Excerpts from a figure dataset
..........

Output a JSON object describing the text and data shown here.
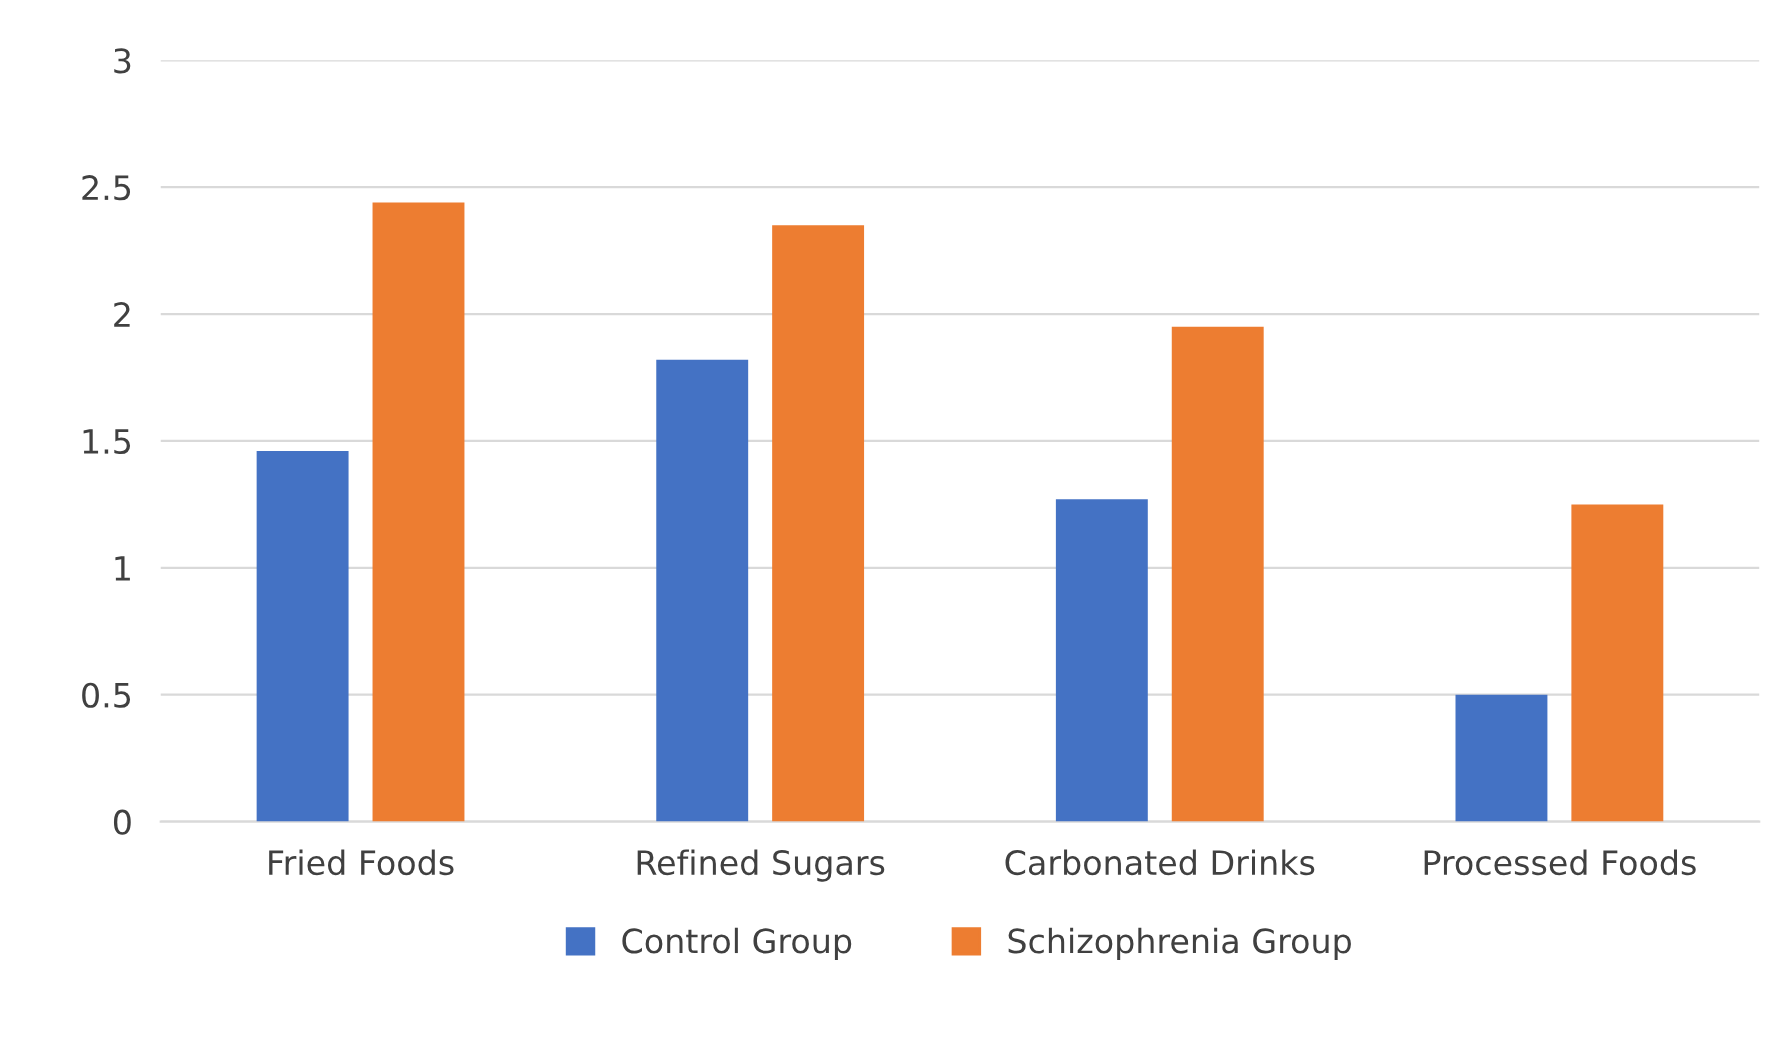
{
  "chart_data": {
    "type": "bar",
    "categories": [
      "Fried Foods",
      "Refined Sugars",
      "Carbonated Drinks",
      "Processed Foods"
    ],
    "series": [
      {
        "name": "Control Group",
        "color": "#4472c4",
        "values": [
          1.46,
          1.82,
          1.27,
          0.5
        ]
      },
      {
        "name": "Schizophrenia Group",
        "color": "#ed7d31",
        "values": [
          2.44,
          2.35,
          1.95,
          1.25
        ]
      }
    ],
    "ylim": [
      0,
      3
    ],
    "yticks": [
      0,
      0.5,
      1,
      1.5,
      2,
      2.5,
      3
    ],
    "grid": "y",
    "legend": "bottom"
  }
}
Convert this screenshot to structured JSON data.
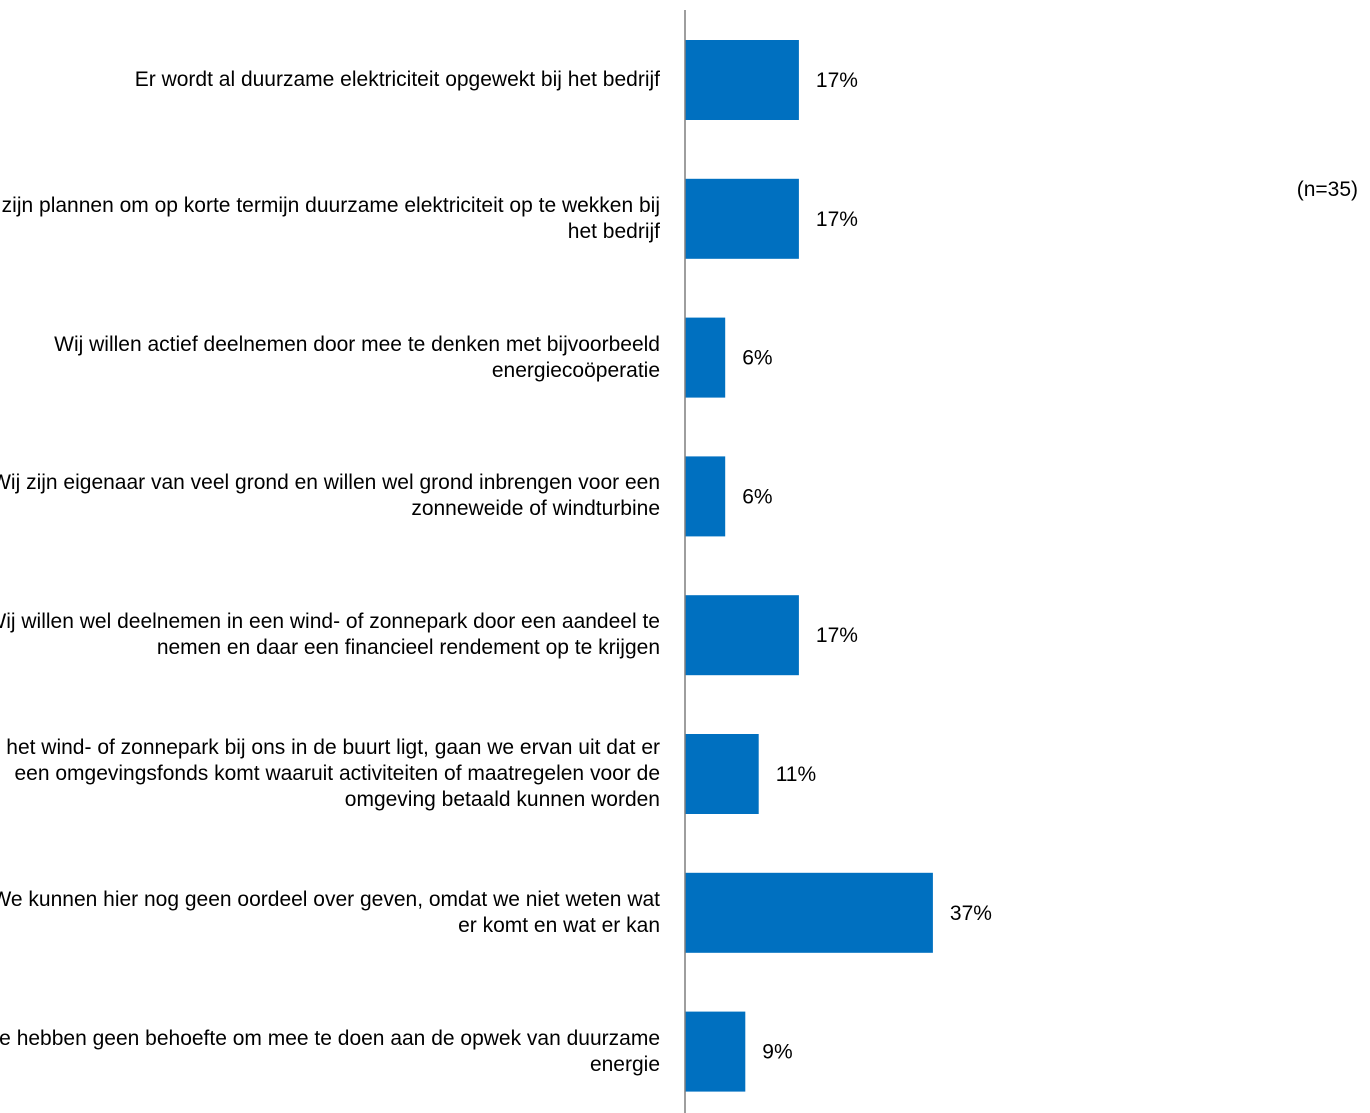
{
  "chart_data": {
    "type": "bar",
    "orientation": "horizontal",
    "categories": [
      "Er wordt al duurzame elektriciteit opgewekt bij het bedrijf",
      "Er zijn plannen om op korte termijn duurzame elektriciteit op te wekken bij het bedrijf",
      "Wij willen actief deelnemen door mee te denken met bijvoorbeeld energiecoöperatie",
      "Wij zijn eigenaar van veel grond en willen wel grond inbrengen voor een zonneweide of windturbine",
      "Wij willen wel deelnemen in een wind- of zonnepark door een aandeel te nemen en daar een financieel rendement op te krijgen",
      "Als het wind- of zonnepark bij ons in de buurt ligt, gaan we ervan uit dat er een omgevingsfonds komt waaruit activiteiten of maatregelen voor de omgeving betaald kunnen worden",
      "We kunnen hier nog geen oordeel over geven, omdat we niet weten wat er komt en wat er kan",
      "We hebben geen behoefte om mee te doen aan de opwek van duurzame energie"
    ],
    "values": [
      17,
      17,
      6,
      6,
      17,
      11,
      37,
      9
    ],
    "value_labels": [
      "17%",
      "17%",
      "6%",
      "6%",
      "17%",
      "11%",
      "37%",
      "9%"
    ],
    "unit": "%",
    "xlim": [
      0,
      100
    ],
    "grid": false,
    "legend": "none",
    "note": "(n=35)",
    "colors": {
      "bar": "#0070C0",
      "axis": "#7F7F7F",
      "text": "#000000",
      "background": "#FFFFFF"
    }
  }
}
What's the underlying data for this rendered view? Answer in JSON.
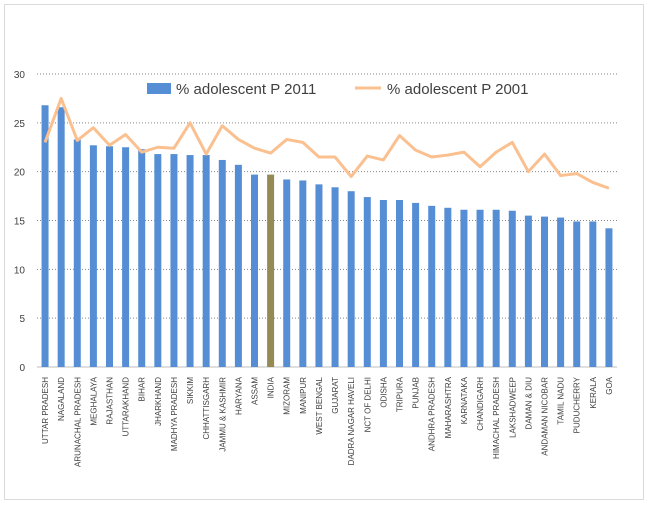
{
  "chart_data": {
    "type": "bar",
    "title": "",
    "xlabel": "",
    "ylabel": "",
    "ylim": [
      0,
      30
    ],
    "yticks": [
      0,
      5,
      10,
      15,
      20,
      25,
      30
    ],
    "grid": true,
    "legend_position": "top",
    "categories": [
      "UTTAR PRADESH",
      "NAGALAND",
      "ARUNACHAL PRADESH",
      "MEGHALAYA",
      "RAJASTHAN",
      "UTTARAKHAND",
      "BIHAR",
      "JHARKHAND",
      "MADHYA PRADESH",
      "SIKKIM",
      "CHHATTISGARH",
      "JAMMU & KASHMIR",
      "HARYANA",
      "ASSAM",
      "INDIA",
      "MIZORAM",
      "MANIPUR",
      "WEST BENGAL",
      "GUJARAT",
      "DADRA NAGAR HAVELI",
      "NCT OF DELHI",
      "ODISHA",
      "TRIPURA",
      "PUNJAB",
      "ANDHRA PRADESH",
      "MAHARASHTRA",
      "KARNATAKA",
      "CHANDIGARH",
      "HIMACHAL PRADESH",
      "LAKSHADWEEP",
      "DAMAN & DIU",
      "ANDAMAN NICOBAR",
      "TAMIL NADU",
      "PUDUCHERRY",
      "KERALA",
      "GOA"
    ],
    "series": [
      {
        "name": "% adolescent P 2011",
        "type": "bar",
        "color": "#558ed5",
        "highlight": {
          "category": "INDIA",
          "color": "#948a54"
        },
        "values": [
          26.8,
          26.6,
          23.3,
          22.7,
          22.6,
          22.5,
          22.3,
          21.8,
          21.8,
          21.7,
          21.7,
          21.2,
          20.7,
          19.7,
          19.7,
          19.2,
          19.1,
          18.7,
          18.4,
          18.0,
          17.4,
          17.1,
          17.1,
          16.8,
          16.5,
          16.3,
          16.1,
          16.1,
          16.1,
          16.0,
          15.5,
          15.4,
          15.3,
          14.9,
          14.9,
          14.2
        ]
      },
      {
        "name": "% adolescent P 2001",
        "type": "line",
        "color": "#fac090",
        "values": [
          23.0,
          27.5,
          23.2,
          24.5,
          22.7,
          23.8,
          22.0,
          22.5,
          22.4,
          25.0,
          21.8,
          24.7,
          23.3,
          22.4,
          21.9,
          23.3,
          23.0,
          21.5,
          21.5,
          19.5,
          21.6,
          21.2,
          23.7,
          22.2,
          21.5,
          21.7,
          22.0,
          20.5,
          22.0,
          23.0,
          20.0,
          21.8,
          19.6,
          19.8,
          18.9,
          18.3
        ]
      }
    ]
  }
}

..........

Gather all lines with the string "text" from the data.

Output a JSON object describing the text and data shown here.
      "text": "#000000",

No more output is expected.